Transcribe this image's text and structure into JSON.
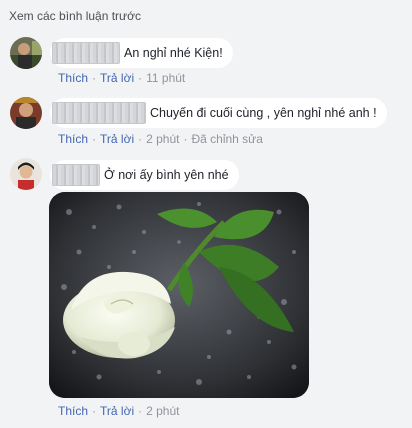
{
  "view_previous": "Xem các bình luận trước",
  "comments": [
    {
      "text": "An nghỉ nhé Kiện!",
      "like": "Thích",
      "reply": "Trả lời",
      "time": "11 phút"
    },
    {
      "text": "Chuyến đi cuối cùng , yên nghỉ nhé anh !",
      "like": "Thích",
      "reply": "Trả lời",
      "time": "2 phút",
      "edited": "Đã chỉnh sửa"
    },
    {
      "text": "Ở nơi ấy bình yên nhé",
      "like": "Thích",
      "reply": "Trả lời",
      "time": "2 phút"
    }
  ],
  "colors": {
    "background": "#f2f3f5",
    "bubble": "#ffffff",
    "link": "#4267b2",
    "meta": "#90949c"
  }
}
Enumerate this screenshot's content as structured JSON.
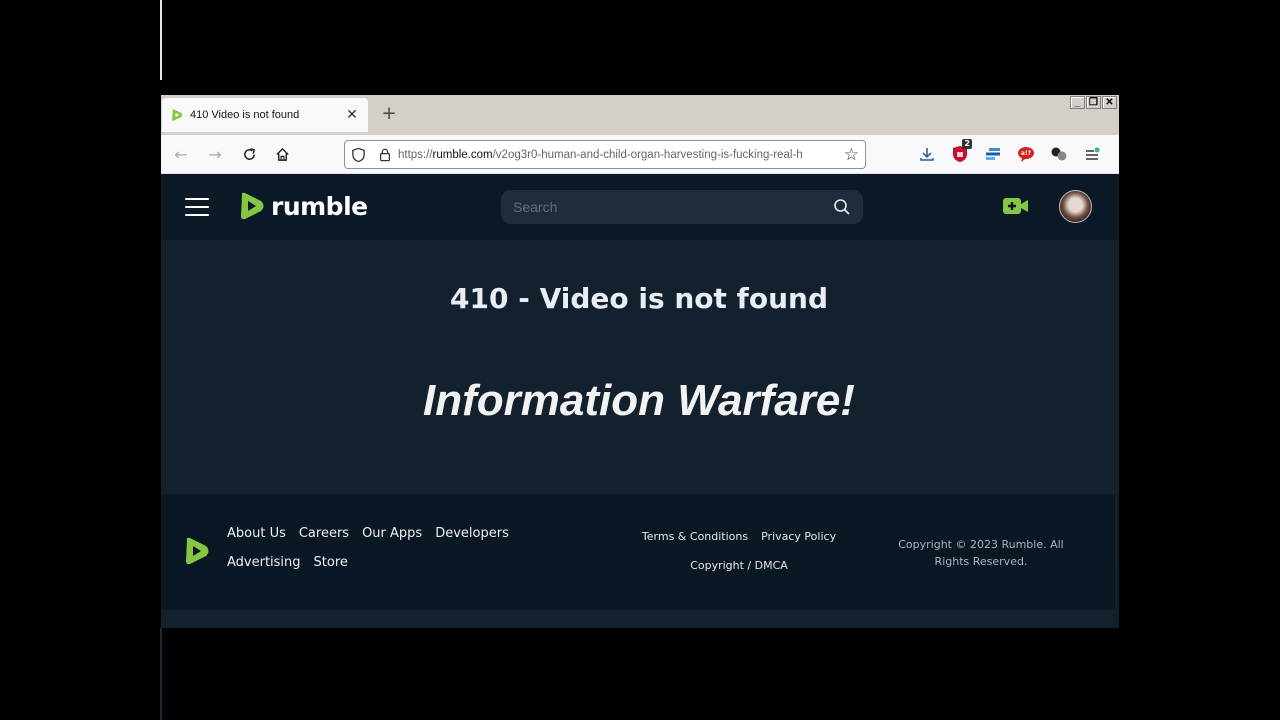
{
  "browser": {
    "tab": {
      "title": "410 Video is not found",
      "close_icon": "close-icon"
    },
    "new_tab_icon": "plus-icon",
    "window_controls": [
      "minimize",
      "restore",
      "close"
    ],
    "window_control_glyphs": [
      "_",
      "❐",
      "✕"
    ],
    "nav": {
      "back_icon": "arrow-left-icon",
      "forward_icon": "arrow-right-icon",
      "reload_icon": "reload-icon",
      "home_icon": "home-icon"
    },
    "url": {
      "scheme": "https://",
      "host": "rumble.com",
      "path": "/v2og3r0-human-and-child-organ-harvesting-is-fucking-real-h"
    },
    "extensions": [
      {
        "name": "downloads",
        "badge": ""
      },
      {
        "name": "ublock",
        "badge": "2"
      },
      {
        "name": "extension-blue",
        "badge": ""
      },
      {
        "name": "extension-red",
        "badge": ""
      },
      {
        "name": "extension-gray",
        "badge": ""
      },
      {
        "name": "menu",
        "badge": ""
      }
    ]
  },
  "site": {
    "brand": "rumble",
    "accent": "#85c742",
    "search": {
      "placeholder": "Search",
      "value": ""
    }
  },
  "main": {
    "error_title": "410 - Video is not found",
    "overlay_text": "Information Warfare!"
  },
  "footer": {
    "links": [
      "About Us",
      "Careers",
      "Our Apps",
      "Developers",
      "Advertising",
      "Store"
    ],
    "legal": [
      "Terms & Conditions",
      "Privacy Policy",
      "Copyright / DMCA"
    ],
    "copyright": "Copyright © 2023 Rumble. All Rights Reserved."
  }
}
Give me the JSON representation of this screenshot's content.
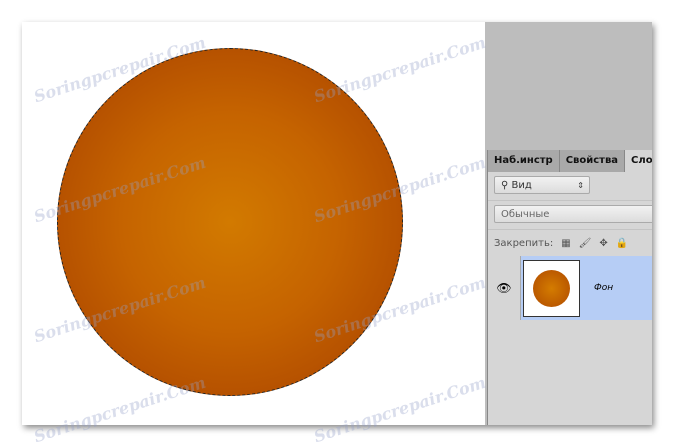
{
  "panel": {
    "tabs": [
      "Наб.инстр",
      "Свойства",
      "Слои"
    ],
    "filter_label": "Вид",
    "blend_mode": "Обычные",
    "lock_label": "Закрепить:"
  },
  "layers": [
    {
      "name": "Фон",
      "visible": true,
      "selected": true
    }
  ],
  "watermark": "Soringpcrepair.Com",
  "colors": {
    "circle_center": "#d27a00",
    "circle_edge": "#a53e00",
    "selection": "#b6cdf5"
  }
}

--------

> **Task**:
Your task is to gather every line with the word "found" and copy it.

> **Output below**:
      "title": "410 Video is not found",
    "error_title": "410 - Video is not found",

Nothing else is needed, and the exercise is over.